[Items from a dataset]
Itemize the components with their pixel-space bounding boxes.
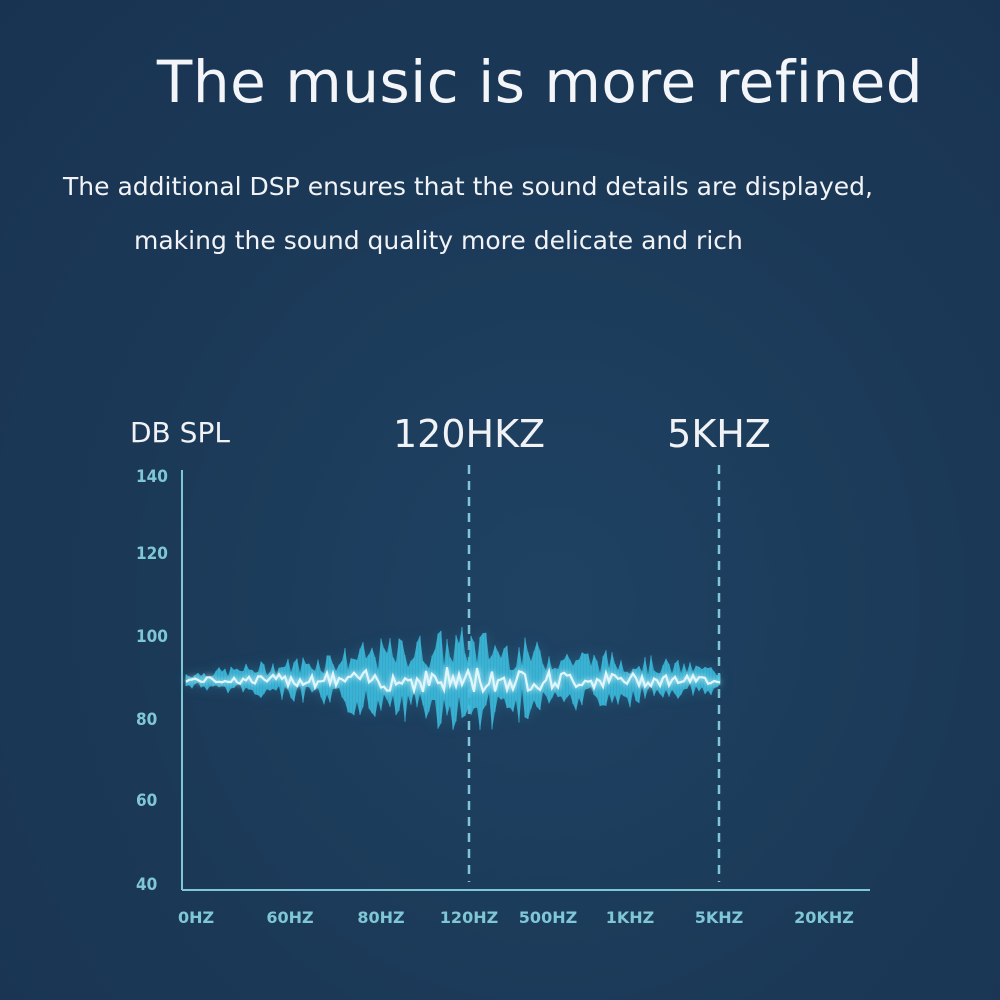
subtitle-line-1: The additional DSP ensures that the soun… (63, 172, 873, 201)
y-tick-label: 120 (136, 544, 168, 564)
y-tick-label: 40 (136, 875, 157, 895)
x-tick-label: 500HZ (519, 908, 577, 927)
y-axis-label: DB SPL (130, 416, 230, 449)
marker-label: 120HKZ (393, 412, 545, 456)
x-ticks: 0HZ 60HZ 80HZ 120HZ 500HZ 1KHZ 5KHZ 20KHZ (178, 908, 854, 927)
headline: The music is more refined (156, 48, 924, 116)
y-tick-label: 60 (136, 791, 157, 811)
chart-axes (181, 470, 870, 891)
y-tick-label: 140 (136, 467, 168, 487)
waveform-core-line (185, 667, 721, 696)
x-tick-label: 20KHZ (794, 908, 854, 927)
x-tick-label: 120HZ (440, 908, 498, 927)
frequency-markers: 120HKZ 5KHZ (393, 412, 771, 882)
x-tick-label: 60HZ (266, 908, 313, 927)
x-tick-label: 80HZ (357, 908, 404, 927)
x-tick-label: 0HZ (178, 908, 214, 927)
waveform (185, 626, 721, 730)
marker-label: 5KHZ (667, 412, 771, 456)
subtitle-line-2: making the sound quality more delicate a… (134, 226, 743, 255)
y-tick-label: 80 (136, 710, 157, 730)
x-tick-label: 5KHZ (695, 908, 744, 927)
x-tick-label: 1KHZ (606, 908, 655, 927)
y-tick-label: 100 (136, 627, 168, 647)
y-ticks: 140 120 100 80 60 40 (136, 467, 168, 895)
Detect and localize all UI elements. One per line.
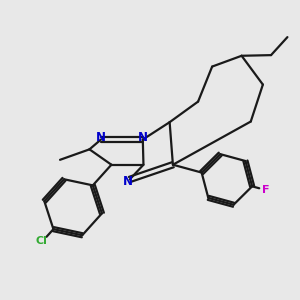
Text: N: N <box>138 131 148 144</box>
Text: N: N <box>123 175 133 188</box>
Text: N: N <box>96 131 106 144</box>
Text: Cl: Cl <box>35 236 47 246</box>
Text: F: F <box>262 185 269 195</box>
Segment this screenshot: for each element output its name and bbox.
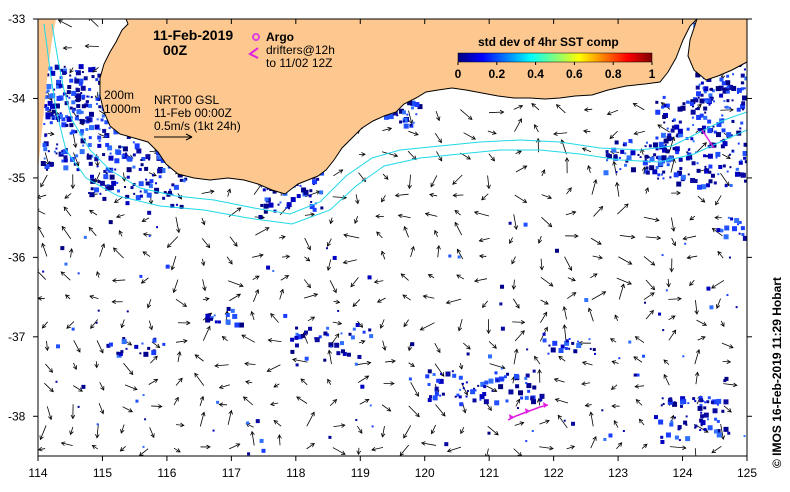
product-label: NRT00 GSL [154,93,219,107]
colorbar-tick-label: 0.4 [527,67,544,81]
lon-tick-label: 122 [544,466,564,480]
axis-ticks [33,18,752,461]
plot-frame [37,18,748,457]
lon-tick-label: 124 [673,466,693,480]
argo-label: Argo [266,30,294,44]
map-time: 00Z [163,42,188,58]
lon-tick-label: 125 [737,466,757,480]
credit-text: © IMOS 16-Feb-2019 11:29 Hobart [770,277,784,468]
isobath-200m [51,23,747,215]
lat-tick-label: -38 [8,409,26,423]
colorbar-tick-label: 0.6 [566,67,583,81]
lat-tick-label: -37 [8,330,26,344]
drifter-icon [248,47,259,59]
colorbar-title: std dev of 4hr SST comp [478,35,619,49]
lat-tick-label: -33 [8,12,26,26]
isobath-1000m-label: 1000m [104,102,141,116]
vector-scale-arrow [154,133,193,141]
australia-land [38,19,698,195]
lat-tick-label: -34 [8,91,26,105]
lon-tick-label: 123 [608,466,628,480]
drifters-label-1: drifters@12h [266,43,335,57]
lon-tick-label: 119 [351,466,370,480]
lon-tick-label: 116 [157,466,176,480]
lon-tick-label: 114 [28,466,47,480]
lat-tick-label: -35 [8,171,26,185]
colorbar-tick-label: 1 [649,67,656,81]
argo-icon [252,33,260,41]
isobath-200m-label: 200m [104,88,134,102]
lon-tick-label: 117 [222,466,241,480]
lon-tick-label: 115 [93,466,112,480]
drifters-label-2: to 11/02 12Z [266,56,333,70]
colorbar-tick-label: 0.8 [605,67,622,81]
lon-tick-label: 121 [479,466,499,480]
land-fragment-west [38,19,56,170]
colorbar-tick-label: 0.2 [488,67,505,81]
map-date: 11-Feb-2019 [153,27,233,43]
lon-tick-label: 118 [286,466,305,480]
vector-scale-label: 0.5m/s (1kt 24h) [154,119,241,133]
colorbar-tick-label: 0 [455,67,462,81]
drifter-arrowheads [509,402,548,420]
product-time: 11-Feb 00:00Z [154,106,232,120]
colorbar-ticks: 0 0.2 0.4 0.6 0.8 1 [455,62,656,81]
colorbar [457,52,653,63]
axis-labels: 114 115 116 117 118 119 120 121 122 123 124 125 -33 -… [8,12,757,480]
lat-tick-label: -36 [8,250,26,264]
isobath-1000m [43,23,747,225]
land-fragment-east [687,19,747,81]
lon-tick-label: 120 [415,466,435,480]
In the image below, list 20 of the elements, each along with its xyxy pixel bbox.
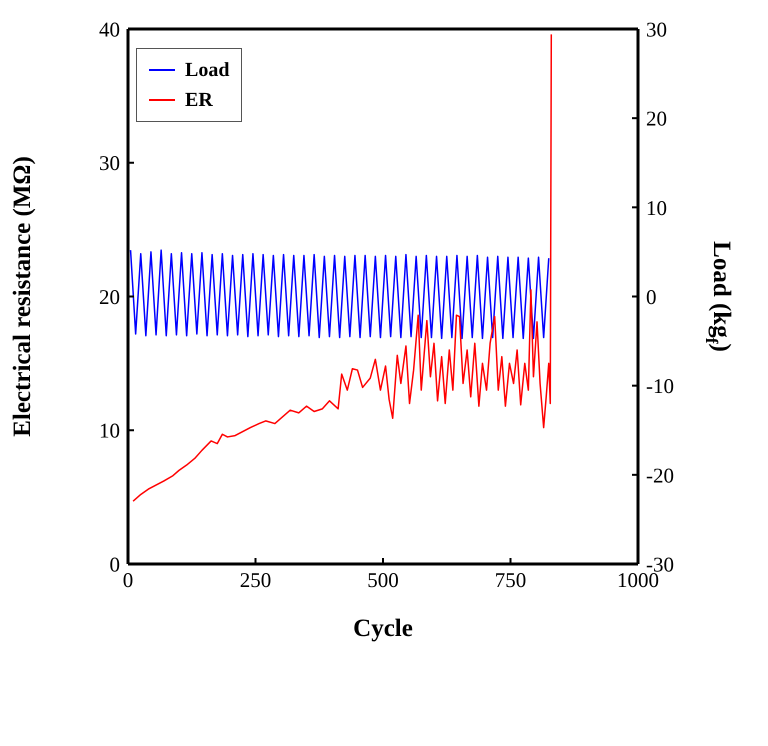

__Job__: Could you copy out the lines in the records above, from the line containing "product-label: NRT00 GSL [154,93,219,107]" through the line containing "australia-land [38,19,698,195]", reproducing each one unchanged?

__Solution to this task__:
product-label: NRT00 GSL [154,93,219,107]
colorbar-tick-label: 0.4 [527,67,544,81]
lon-tick-label: 122 [544,466,564,480]
axis-ticks [33,18,752,461]
plot-frame [37,18,748,457]
lon-tick-label: 124 [673,466,693,480]
argo-label: Argo [266,30,294,44]
map-time: 00Z [163,42,188,58]
lon-tick-label: 125 [737,466,757,480]
credit-text: © IMOS 16-Feb-2019 11:29 Hobart [770,277,784,468]
isobath-200m [51,23,747,215]
lat-tick-label: -38 [8,409,26,423]
colorbar-tick-label: 0.6 [566,67,583,81]
lat-tick-label: -37 [8,330,26,344]
drifter-icon [248,47,259,59]
colorbar-title: std dev of 4hr SST comp [478,35,619,49]
lat-tick-label: -33 [8,12,26,26]
isobath-1000m-label: 1000m [104,102,141,116]
vector-scale-arrow [154,133,193,141]
australia-land [38,19,698,195]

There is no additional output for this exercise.